◆ **Requirement**
Print all of the lines exactly. Any picture among them stays out.

— Start of Entries shown —

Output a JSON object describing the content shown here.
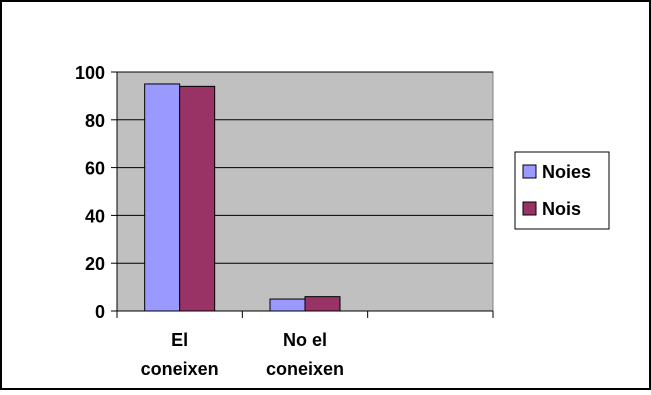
{
  "chart_data": {
    "type": "bar",
    "categories": [
      [
        "El",
        "coneixen"
      ],
      [
        "No el",
        "coneixen"
      ],
      [
        "",
        ""
      ]
    ],
    "series": [
      {
        "name": "Noies",
        "values": [
          95,
          5,
          null
        ],
        "color": "#9999FF"
      },
      {
        "name": "Nois",
        "values": [
          94,
          6,
          null
        ],
        "color": "#993366"
      }
    ],
    "ylim": [
      0,
      100
    ],
    "yticks": [
      0,
      20,
      40,
      60,
      80,
      100
    ],
    "grid": true,
    "plot_background": "#C0C0C0",
    "legend_position": "right"
  }
}
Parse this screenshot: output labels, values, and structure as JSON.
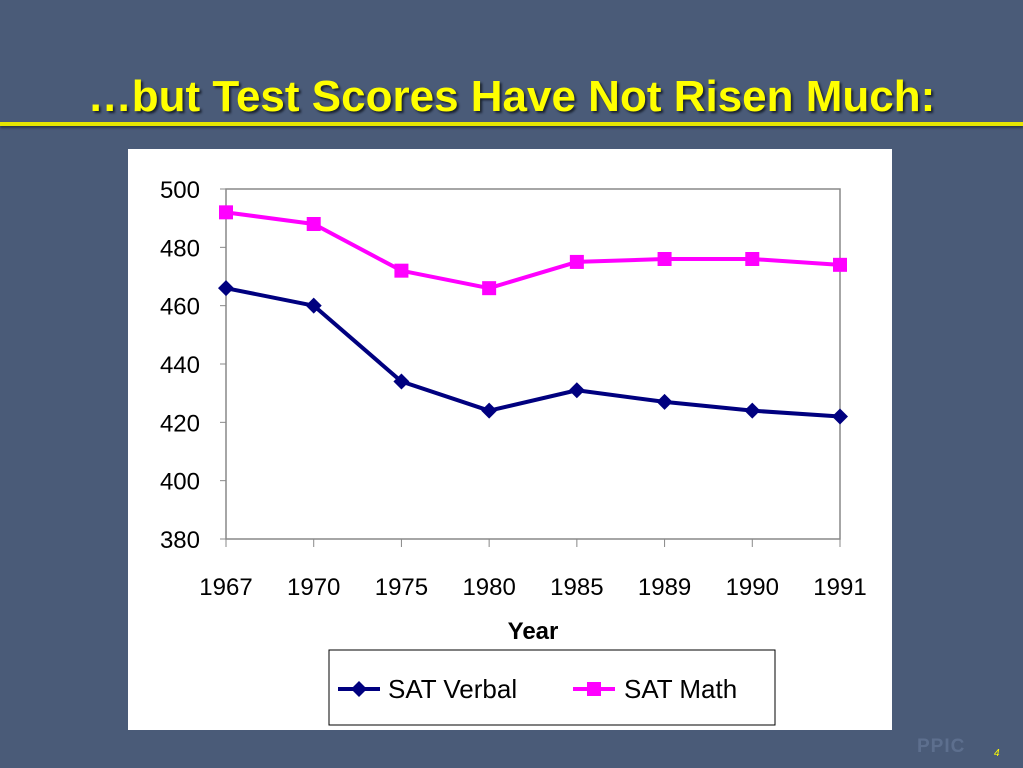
{
  "slide": {
    "title": "…but Test Scores Have Not Risen Much:",
    "logo": "PPIC",
    "page_number": "4"
  },
  "colors": {
    "background": "#4a5b78",
    "title": "#ffff00",
    "verbal": "#00007f",
    "math": "#ff00ff"
  },
  "chart_data": {
    "type": "line",
    "title": "",
    "xlabel": "Year",
    "ylabel": "",
    "categories": [
      "1967",
      "1970",
      "1975",
      "1980",
      "1985",
      "1989",
      "1990",
      "1991"
    ],
    "ylim": [
      380,
      500
    ],
    "yticks": [
      380,
      400,
      420,
      440,
      460,
      480,
      500
    ],
    "grid": false,
    "legend_position": "bottom",
    "series": [
      {
        "name": "SAT Verbal",
        "marker": "diamond",
        "color": "#00007f",
        "values": [
          466,
          460,
          434,
          424,
          431,
          427,
          424,
          422
        ]
      },
      {
        "name": "SAT Math",
        "marker": "square",
        "color": "#ff00ff",
        "values": [
          492,
          488,
          472,
          466,
          475,
          476,
          476,
          474
        ]
      }
    ]
  }
}
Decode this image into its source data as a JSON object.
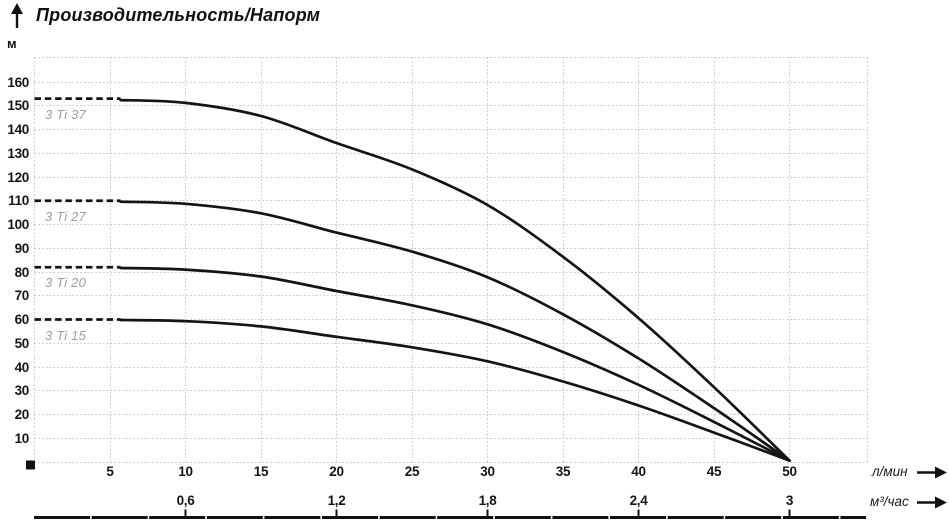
{
  "title": "Производительность/Напорм",
  "axes": {
    "y": {
      "unit": "м"
    },
    "x1": {
      "unit": "л/мин"
    },
    "x2": {
      "unit": "м³/час"
    }
  },
  "colors": {
    "curve": "#141414",
    "grid": "#c6c6c6",
    "curve_label": "#9d9d9d",
    "text": "#111111",
    "axis_line": "#111111"
  },
  "chart_data": {
    "type": "line",
    "title": "Производительность/Напорм",
    "ylabel": "м",
    "y_axis": {
      "label": "м",
      "ticks": [
        10,
        20,
        30,
        40,
        50,
        60,
        70,
        80,
        90,
        100,
        110,
        120,
        130,
        140,
        150,
        160
      ],
      "range": [
        0,
        170.5
      ]
    },
    "x_axis_primary": {
      "label": "л/мин",
      "ticks": [
        5,
        10,
        15,
        20,
        25,
        30,
        35,
        40,
        45,
        50
      ],
      "range": [
        0,
        55.2
      ]
    },
    "x_axis_secondary": {
      "label": "м³/час",
      "tick_labels": [
        "0,6",
        "1,2",
        "1,8",
        "2,4",
        "3"
      ],
      "tick_positions_lmin": [
        10,
        20,
        30,
        40,
        50
      ]
    },
    "grid": "dotted",
    "legend_position": "labels-on-curves",
    "series": [
      {
        "name": "3 Ti 37",
        "head_m": 153,
        "dash_to_x": 5.7,
        "points": [
          [
            5.7,
            152.4
          ],
          [
            10,
            151.2
          ],
          [
            15,
            145.7
          ],
          [
            20,
            134.3
          ],
          [
            25,
            123.2
          ],
          [
            30,
            108.2
          ],
          [
            35,
            86.4
          ],
          [
            40,
            60.6
          ],
          [
            45,
            31.5
          ],
          [
            50,
            0.6
          ]
        ]
      },
      {
        "name": "3 Ti 27",
        "head_m": 110,
        "dash_to_x": 5.7,
        "points": [
          [
            5.7,
            109.6
          ],
          [
            10,
            108.7
          ],
          [
            15,
            104.7
          ],
          [
            20,
            96.6
          ],
          [
            25,
            88.6
          ],
          [
            30,
            77.8
          ],
          [
            35,
            62.2
          ],
          [
            40,
            43.6
          ],
          [
            45,
            22.7
          ],
          [
            50,
            0.6
          ]
        ]
      },
      {
        "name": "3 Ti 20",
        "head_m": 82,
        "dash_to_x": 5.7,
        "points": [
          [
            5.7,
            81.7
          ],
          [
            10,
            81.0
          ],
          [
            15,
            78.1
          ],
          [
            20,
            72.0
          ],
          [
            25,
            66.0
          ],
          [
            30,
            58.0
          ],
          [
            35,
            46.3
          ],
          [
            40,
            32.5
          ],
          [
            45,
            16.9
          ],
          [
            50,
            0.6
          ]
        ]
      },
      {
        "name": "3 Ti 15",
        "head_m": 60,
        "dash_to_x": 5.7,
        "points": [
          [
            5.7,
            59.8
          ],
          [
            10,
            59.3
          ],
          [
            15,
            57.1
          ],
          [
            20,
            52.7
          ],
          [
            25,
            48.3
          ],
          [
            30,
            42.4
          ],
          [
            35,
            33.9
          ],
          [
            40,
            23.8
          ],
          [
            45,
            12.4
          ],
          [
            50,
            0.6
          ]
        ]
      }
    ]
  }
}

— End of Entries shown —

◆ **Complete answer**
Output a JSON object describing the content shown here.
{
  "chart_data": {
    "type": "bar",
    "categories": [
      [
        "El",
        "coneixen"
      ],
      [
        "No el",
        "coneixen"
      ],
      [
        "",
        ""
      ]
    ],
    "series": [
      {
        "name": "Noies",
        "values": [
          95,
          5,
          null
        ],
        "color": "#9999FF"
      },
      {
        "name": "Nois",
        "values": [
          94,
          6,
          null
        ],
        "color": "#993366"
      }
    ],
    "ylim": [
      0,
      100
    ],
    "yticks": [
      0,
      20,
      40,
      60,
      80,
      100
    ],
    "grid": true,
    "plot_background": "#C0C0C0",
    "legend_position": "right"
  }
}
Parse this screenshot: output labels, values, and structure as JSON.
{
  "slide": {
    "title": "…but Test Scores Have Not Risen Much:",
    "logo": "PPIC",
    "page_number": "4"
  },
  "colors": {
    "background": "#4a5b78",
    "title": "#ffff00",
    "verbal": "#00007f",
    "math": "#ff00ff"
  },
  "chart_data": {
    "type": "line",
    "title": "",
    "xlabel": "Year",
    "ylabel": "",
    "categories": [
      "1967",
      "1970",
      "1975",
      "1980",
      "1985",
      "1989",
      "1990",
      "1991"
    ],
    "ylim": [
      380,
      500
    ],
    "yticks": [
      380,
      400,
      420,
      440,
      460,
      480,
      500
    ],
    "grid": false,
    "legend_position": "bottom",
    "series": [
      {
        "name": "SAT Verbal",
        "marker": "diamond",
        "color": "#00007f",
        "values": [
          466,
          460,
          434,
          424,
          431,
          427,
          424,
          422
        ]
      },
      {
        "name": "SAT Math",
        "marker": "square",
        "color": "#ff00ff",
        "values": [
          492,
          488,
          472,
          466,
          475,
          476,
          476,
          474
        ]
      }
    ]
  }
}
Decode this image into its source data as a JSON object.
{
  "title": "Производительность/Напорм",
  "axes": {
    "y": {
      "unit": "м"
    },
    "x1": {
      "unit": "л/мин"
    },
    "x2": {
      "unit": "м³/час"
    }
  },
  "colors": {
    "curve": "#141414",
    "grid": "#c6c6c6",
    "curve_label": "#9d9d9d",
    "text": "#111111",
    "axis_line": "#111111"
  },
  "chart_data": {
    "type": "line",
    "title": "Производительность/Напорм",
    "ylabel": "м",
    "y_axis": {
      "label": "м",
      "ticks": [
        10,
        20,
        30,
        40,
        50,
        60,
        70,
        80,
        90,
        100,
        110,
        120,
        130,
        140,
        150,
        160
      ],
      "range": [
        0,
        170.5
      ]
    },
    "x_axis_primary": {
      "label": "л/мин",
      "ticks": [
        5,
        10,
        15,
        20,
        25,
        30,
        35,
        40,
        45,
        50
      ],
      "range": [
        0,
        55.2
      ]
    },
    "x_axis_secondary": {
      "label": "м³/час",
      "tick_labels": [
        "0,6",
        "1,2",
        "1,8",
        "2,4",
        "3"
      ],
      "tick_positions_lmin": [
        10,
        20,
        30,
        40,
        50
      ]
    },
    "grid": "dotted",
    "legend_position": "labels-on-curves",
    "series": [
      {
        "name": "3 Ti 37",
        "head_m": 153,
        "dash_to_x": 5.7,
        "points": [
          [
            5.7,
            152.4
          ],
          [
            10,
            151.2
          ],
          [
            15,
            145.7
          ],
          [
            20,
            134.3
          ],
          [
            25,
            123.2
          ],
          [
            30,
            108.2
          ],
          [
            35,
            86.4
          ],
          [
            40,
            60.6
          ],
          [
            45,
            31.5
          ],
          [
            50,
            0.6
          ]
        ]
      },
      {
        "name": "3 Ti 27",
        "head_m": 110,
        "dash_to_x": 5.7,
        "points": [
          [
            5.7,
            109.6
          ],
          [
            10,
            108.7
          ],
          [
            15,
            104.7
          ],
          [
            20,
            96.6
          ],
          [
            25,
            88.6
          ],
          [
            30,
            77.8
          ],
          [
            35,
            62.2
          ],
          [
            40,
            43.6
          ],
          [
            45,
            22.7
          ],
          [
            50,
            0.6
          ]
        ]
      },
      {
        "name": "3 Ti 20",
        "head_m": 82,
        "dash_to_x": 5.7,
        "points": [
          [
            5.7,
            81.7
          ],
          [
            10,
            81.0
          ],
          [
            15,
            78.1
          ],
          [
            20,
            72.0
          ],
          [
            25,
            66.0
          ],
          [
            30,
            58.0
          ],
          [
            35,
            46.3
          ],
          [
            40,
            32.5
          ],
          [
            45,
            16.9
          ],
          [
            50,
            0.6
          ]
        ]
      },
      {
        "name": "3 Ti 15",
        "head_m": 60,
        "dash_to_x": 5.7,
        "points": [
          [
            5.7,
            59.8
          ],
          [
            10,
            59.3
          ],
          [
            15,
            57.1
          ],
          [
            20,
            52.7
          ],
          [
            25,
            48.3
          ],
          [
            30,
            42.4
          ],
          [
            35,
            33.9
          ],
          [
            40,
            23.8
          ],
          [
            45,
            12.4
          ],
          [
            50,
            0.6
          ]
        ]
      }
    ]
  }
}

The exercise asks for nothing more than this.